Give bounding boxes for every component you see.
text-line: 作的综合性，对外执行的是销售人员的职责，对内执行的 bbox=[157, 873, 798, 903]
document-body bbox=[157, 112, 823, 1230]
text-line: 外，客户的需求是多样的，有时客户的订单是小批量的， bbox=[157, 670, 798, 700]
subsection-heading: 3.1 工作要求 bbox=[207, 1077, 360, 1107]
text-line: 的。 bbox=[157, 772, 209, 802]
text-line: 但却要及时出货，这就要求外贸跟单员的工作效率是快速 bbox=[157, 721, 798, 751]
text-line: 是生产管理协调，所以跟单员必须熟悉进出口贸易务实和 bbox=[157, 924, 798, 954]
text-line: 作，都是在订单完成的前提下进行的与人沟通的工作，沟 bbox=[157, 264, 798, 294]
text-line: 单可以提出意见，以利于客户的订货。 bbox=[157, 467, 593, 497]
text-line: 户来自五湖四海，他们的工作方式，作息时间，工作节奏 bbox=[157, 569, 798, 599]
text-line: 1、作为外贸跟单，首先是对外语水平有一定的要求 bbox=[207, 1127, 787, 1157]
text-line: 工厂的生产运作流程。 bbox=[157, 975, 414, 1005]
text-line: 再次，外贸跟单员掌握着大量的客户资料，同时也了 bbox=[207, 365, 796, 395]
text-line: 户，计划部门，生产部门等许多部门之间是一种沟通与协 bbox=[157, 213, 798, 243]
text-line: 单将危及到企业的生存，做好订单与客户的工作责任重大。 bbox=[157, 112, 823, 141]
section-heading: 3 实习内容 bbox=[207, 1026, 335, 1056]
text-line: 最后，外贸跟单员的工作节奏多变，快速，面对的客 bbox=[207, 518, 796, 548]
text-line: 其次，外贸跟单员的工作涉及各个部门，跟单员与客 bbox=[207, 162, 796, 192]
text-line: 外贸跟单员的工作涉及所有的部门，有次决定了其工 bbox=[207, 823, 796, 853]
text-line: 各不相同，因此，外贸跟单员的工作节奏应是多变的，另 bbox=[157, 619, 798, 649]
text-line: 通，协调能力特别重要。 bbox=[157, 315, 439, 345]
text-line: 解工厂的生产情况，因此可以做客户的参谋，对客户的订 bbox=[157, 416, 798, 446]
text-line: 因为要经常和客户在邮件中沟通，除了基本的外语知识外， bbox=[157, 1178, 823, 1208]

────────────────────────────────────────

→ Problem statement
Reproduce all the records, swapping every "外贸跟单员" for "外贸业务员" and leaving everything else unchanged.

→ Finished exercise
Give bounding boxes for every component you see.
text-line: 作的综合性，对外执行的是销售人员的职责，对内执行的 bbox=[157, 873, 798, 903]
document-body bbox=[157, 112, 823, 1230]
text-line: 外，客户的需求是多样的，有时客户的订单是小批量的， bbox=[157, 670, 798, 700]
subsection-heading: 3.1 工作要求 bbox=[207, 1077, 360, 1107]
text-line: 的。 bbox=[157, 772, 209, 802]
text-line: 但却要及时出货，这就要求外贸业务员的工作效率是快速 bbox=[157, 721, 798, 751]
text-line: 是生产管理协调，所以跟单员必须熟悉进出口贸易务实和 bbox=[157, 924, 798, 954]
text-line: 作，都是在订单完成的前提下进行的与人沟通的工作，沟 bbox=[157, 264, 798, 294]
text-line: 单可以提出意见，以利于客户的订货。 bbox=[157, 467, 593, 497]
text-line: 户来自五湖四海，他们的工作方式，作息时间，工作节奏 bbox=[157, 569, 798, 599]
text-line: 1、作为外贸跟单，首先是对外语水平有一定的要求 bbox=[207, 1127, 787, 1157]
text-line: 工厂的生产运作流程。 bbox=[157, 975, 414, 1005]
text-line: 再次，外贸业务员掌握着大量的客户资料，同时也了 bbox=[207, 365, 796, 395]
text-line: 户，计划部门，生产部门等许多部门之间是一种沟通与协 bbox=[157, 213, 798, 243]
text-line: 单将危及到企业的生存，做好订单与客户的工作责任重大。 bbox=[157, 112, 823, 141]
section-heading: 3 实习内容 bbox=[207, 1026, 335, 1056]
text-line: 最后，外贸业务员的工作节奏多变，快速，面对的客 bbox=[207, 518, 796, 548]
text-line: 其次，外贸业务员的工作涉及各个部门，跟单员与客 bbox=[207, 162, 796, 192]
text-line: 外贸业务员的工作涉及所有的部门，有次决定了其工 bbox=[207, 823, 796, 853]
text-line: 各不相同，因此，外贸业务员的工作节奏应是多变的，另 bbox=[157, 619, 798, 649]
text-line: 通，协调能力特别重要。 bbox=[157, 315, 439, 345]
text-line: 解工厂的生产情况，因此可以做客户的参谋，对客户的订 bbox=[157, 416, 798, 446]
text-line: 因为要经常和客户在邮件中沟通，除了基本的外语知识外， bbox=[157, 1178, 823, 1208]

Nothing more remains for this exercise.